# DATASET EXTRACT
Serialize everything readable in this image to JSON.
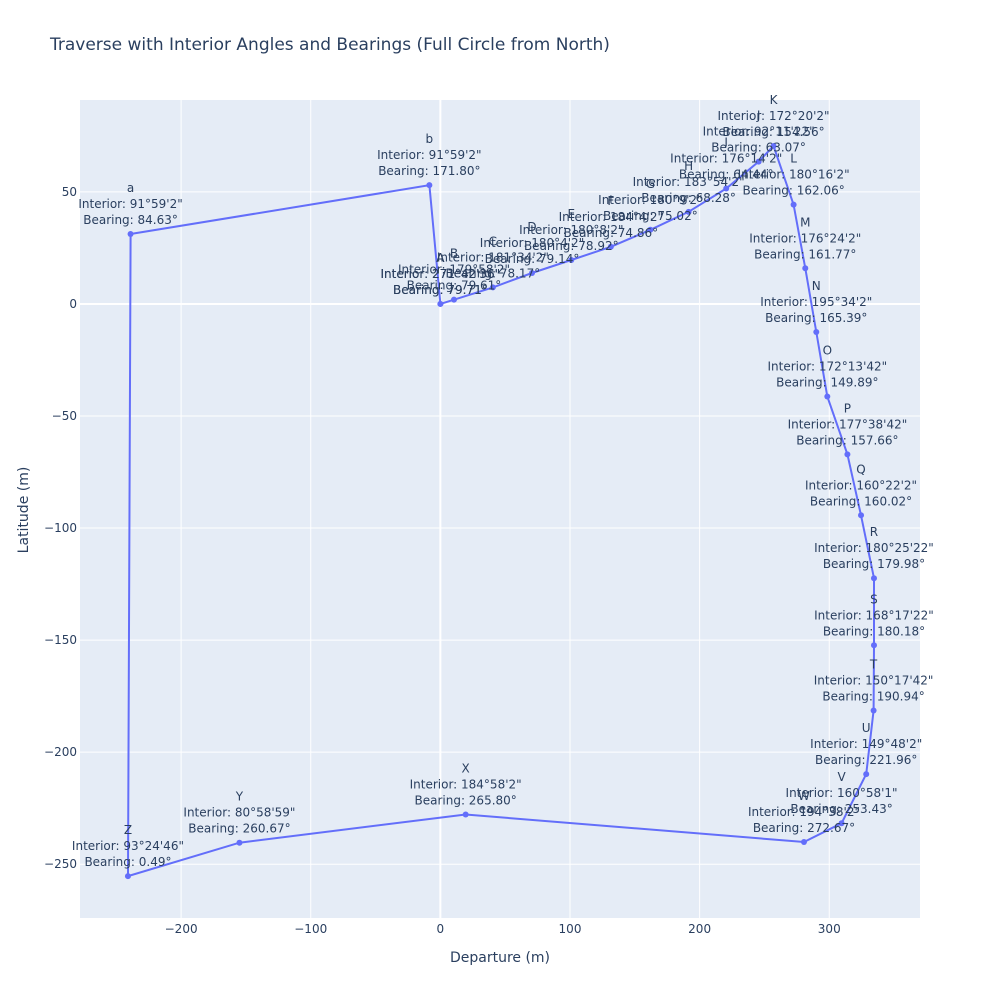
{
  "chart_data": {
    "type": "scatter",
    "mode": "lines+markers+text",
    "title": "Traverse with Interior Angles and Bearings (Full Circle from North)",
    "xlabel": "Departure (m)",
    "ylabel": "Latitude (m)",
    "xlim": [
      -278,
      370
    ],
    "ylim": [
      -274,
      91
    ],
    "xticks": [
      -200,
      -100,
      0,
      100,
      200,
      300
    ],
    "xtick_labels": [
      "−200",
      "−100",
      "0",
      "100",
      "200",
      "300"
    ],
    "yticks": [
      -250,
      -200,
      -150,
      -100,
      -50,
      0,
      50
    ],
    "ytick_labels": [
      "−250",
      "−200",
      "−150",
      "−100",
      "−50",
      "0",
      "50"
    ],
    "grid": true,
    "line_color": "#636efa",
    "plot_bg": "#e5ecf6",
    "points": [
      {
        "name": "A",
        "x": 0,
        "y": 0,
        "interior": "271°42'36\"",
        "bearing": "79.71°"
      },
      {
        "name": "B",
        "x": 10.5,
        "y": 1.9,
        "interior": "179°58'2\"",
        "bearing": "79.61°"
      },
      {
        "name": "C",
        "x": 40.5,
        "y": 7.4,
        "interior": "181°34'2\"",
        "bearing": "78.17°"
      },
      {
        "name": "D",
        "x": 70.7,
        "y": 13.8,
        "interior": "180°4'2\"",
        "bearing": "79.14°"
      },
      {
        "name": "E",
        "x": 101,
        "y": 19.6,
        "interior": "180°8'2\"",
        "bearing": "78.92°"
      },
      {
        "name": "F",
        "x": 131.5,
        "y": 25.5,
        "interior": "184°4'2\"",
        "bearing": "74.86°"
      },
      {
        "name": "G",
        "x": 162,
        "y": 33.1,
        "interior": "180°9'2\"",
        "bearing": "75.02°"
      },
      {
        "name": "H",
        "x": 191.5,
        "y": 41.1,
        "interior": "183°54'2\"",
        "bearing": "68.28°"
      },
      {
        "name": "I",
        "x": 220.5,
        "y": 51.5,
        "interior": "176°14'2\"",
        "bearing": "64.44°"
      },
      {
        "name": "J",
        "x": 245.5,
        "y": 63.5,
        "interior": "92°11'22\"",
        "bearing": "63.07°"
      },
      {
        "name": "K",
        "x": 257,
        "y": 70.5,
        "interior": "172°20'2\"",
        "bearing": "154.56°"
      },
      {
        "name": "L",
        "x": 272.5,
        "y": 44.3,
        "interior": "180°16'2\"",
        "bearing": "162.06°"
      },
      {
        "name": "M",
        "x": 281.5,
        "y": 15.9,
        "interior": "176°24'2\"",
        "bearing": "161.77°"
      },
      {
        "name": "N",
        "x": 290,
        "y": -12.5,
        "interior": "195°34'2\"",
        "bearing": "165.39°"
      },
      {
        "name": "O",
        "x": 298.5,
        "y": -41.3,
        "interior": "172°13'42\"",
        "bearing": "149.89°"
      },
      {
        "name": "P",
        "x": 314,
        "y": -67.1,
        "interior": "177°38'42\"",
        "bearing": "157.66°"
      },
      {
        "name": "Q",
        "x": 324.5,
        "y": -94.3,
        "interior": "160°22'2\"",
        "bearing": "160.02°"
      },
      {
        "name": "R",
        "x": 334.5,
        "y": -122.4,
        "interior": "180°25'22\"",
        "bearing": "179.98°"
      },
      {
        "name": "S",
        "x": 334.5,
        "y": -152.3,
        "interior": "168°17'22\"",
        "bearing": "180.18°"
      },
      {
        "name": "T",
        "x": 334.2,
        "y": -181.4,
        "interior": "150°17'42\"",
        "bearing": "190.94°"
      },
      {
        "name": "U",
        "x": 328.5,
        "y": -209.8,
        "interior": "149°48'2\"",
        "bearing": "221.96°"
      },
      {
        "name": "V",
        "x": 309.5,
        "y": -231.7,
        "interior": "160°58'1\"",
        "bearing": "253.43°"
      },
      {
        "name": "W",
        "x": 280.5,
        "y": -240.1,
        "interior": "194°38'2\"",
        "bearing": "272.67°"
      },
      {
        "name": "X",
        "x": 19.5,
        "y": -227.8,
        "interior": "184°58'2\"",
        "bearing": "265.80°"
      },
      {
        "name": "Y",
        "x": -155,
        "y": -240.4,
        "interior": "80°58'59\"",
        "bearing": "260.67°"
      },
      {
        "name": "Z",
        "x": -241,
        "y": -255.3,
        "interior": "93°24'46\"",
        "bearing": "0.49°"
      },
      {
        "name": "a",
        "x": -239,
        "y": 31.2,
        "interior": "91°59'2\"",
        "bearing": "84.63°"
      },
      {
        "name": "b",
        "x": -8.5,
        "y": 53,
        "interior": "91°59'2\"",
        "bearing": "171.80°"
      },
      {
        "name": "A",
        "x": 0,
        "y": 0,
        "interior": "271°42'36\"",
        "bearing": "79.71°"
      }
    ]
  }
}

# TASK DETAILS
Omit the pictures and restate the rest of the records verbatim.

# THE RESPONSE
Serialize everything readable in this image to JSON.
{
  "chart_data": {
    "type": "scatter",
    "mode": "lines+markers+text",
    "title": "Traverse with Interior Angles and Bearings (Full Circle from North)",
    "xlabel": "Departure (m)",
    "ylabel": "Latitude (m)",
    "xlim": [
      -278,
      370
    ],
    "ylim": [
      -274,
      91
    ],
    "xticks": [
      -200,
      -100,
      0,
      100,
      200,
      300
    ],
    "xtick_labels": [
      "−200",
      "−100",
      "0",
      "100",
      "200",
      "300"
    ],
    "yticks": [
      -250,
      -200,
      -150,
      -100,
      -50,
      0,
      50
    ],
    "ytick_labels": [
      "−250",
      "−200",
      "−150",
      "−100",
      "−50",
      "0",
      "50"
    ],
    "grid": true,
    "line_color": "#636efa",
    "plot_bg": "#e5ecf6",
    "points": [
      {
        "name": "A",
        "x": 0,
        "y": 0,
        "interior": "271°42'36\"",
        "bearing": "79.71°"
      },
      {
        "name": "B",
        "x": 10.5,
        "y": 1.9,
        "interior": "179°58'2\"",
        "bearing": "79.61°"
      },
      {
        "name": "C",
        "x": 40.5,
        "y": 7.4,
        "interior": "181°34'2\"",
        "bearing": "78.17°"
      },
      {
        "name": "D",
        "x": 70.7,
        "y": 13.8,
        "interior": "180°4'2\"",
        "bearing": "79.14°"
      },
      {
        "name": "E",
        "x": 101,
        "y": 19.6,
        "interior": "180°8'2\"",
        "bearing": "78.92°"
      },
      {
        "name": "F",
        "x": 131.5,
        "y": 25.5,
        "interior": "184°4'2\"",
        "bearing": "74.86°"
      },
      {
        "name": "G",
        "x": 162,
        "y": 33.1,
        "interior": "180°9'2\"",
        "bearing": "75.02°"
      },
      {
        "name": "H",
        "x": 191.5,
        "y": 41.1,
        "interior": "183°54'2\"",
        "bearing": "68.28°"
      },
      {
        "name": "I",
        "x": 220.5,
        "y": 51.5,
        "interior": "176°14'2\"",
        "bearing": "64.44°"
      },
      {
        "name": "J",
        "x": 245.5,
        "y": 63.5,
        "interior": "92°11'22\"",
        "bearing": "63.07°"
      },
      {
        "name": "K",
        "x": 257,
        "y": 70.5,
        "interior": "172°20'2\"",
        "bearing": "154.56°"
      },
      {
        "name": "L",
        "x": 272.5,
        "y": 44.3,
        "interior": "180°16'2\"",
        "bearing": "162.06°"
      },
      {
        "name": "M",
        "x": 281.5,
        "y": 15.9,
        "interior": "176°24'2\"",
        "bearing": "161.77°"
      },
      {
        "name": "N",
        "x": 290,
        "y": -12.5,
        "interior": "195°34'2\"",
        "bearing": "165.39°"
      },
      {
        "name": "O",
        "x": 298.5,
        "y": -41.3,
        "interior": "172°13'42\"",
        "bearing": "149.89°"
      },
      {
        "name": "P",
        "x": 314,
        "y": -67.1,
        "interior": "177°38'42\"",
        "bearing": "157.66°"
      },
      {
        "name": "Q",
        "x": 324.5,
        "y": -94.3,
        "interior": "160°22'2\"",
        "bearing": "160.02°"
      },
      {
        "name": "R",
        "x": 334.5,
        "y": -122.4,
        "interior": "180°25'22\"",
        "bearing": "179.98°"
      },
      {
        "name": "S",
        "x": 334.5,
        "y": -152.3,
        "interior": "168°17'22\"",
        "bearing": "180.18°"
      },
      {
        "name": "T",
        "x": 334.2,
        "y": -181.4,
        "interior": "150°17'42\"",
        "bearing": "190.94°"
      },
      {
        "name": "U",
        "x": 328.5,
        "y": -209.8,
        "interior": "149°48'2\"",
        "bearing": "221.96°"
      },
      {
        "name": "V",
        "x": 309.5,
        "y": -231.7,
        "interior": "160°58'1\"",
        "bearing": "253.43°"
      },
      {
        "name": "W",
        "x": 280.5,
        "y": -240.1,
        "interior": "194°38'2\"",
        "bearing": "272.67°"
      },
      {
        "name": "X",
        "x": 19.5,
        "y": -227.8,
        "interior": "184°58'2\"",
        "bearing": "265.80°"
      },
      {
        "name": "Y",
        "x": -155,
        "y": -240.4,
        "interior": "80°58'59\"",
        "bearing": "260.67°"
      },
      {
        "name": "Z",
        "x": -241,
        "y": -255.3,
        "interior": "93°24'46\"",
        "bearing": "0.49°"
      },
      {
        "name": "a",
        "x": -239,
        "y": 31.2,
        "interior": "91°59'2\"",
        "bearing": "84.63°"
      },
      {
        "name": "b",
        "x": -8.5,
        "y": 53,
        "interior": "91°59'2\"",
        "bearing": "171.80°"
      },
      {
        "name": "A",
        "x": 0,
        "y": 0,
        "interior": "271°42'36\"",
        "bearing": "79.71°"
      }
    ]
  }
}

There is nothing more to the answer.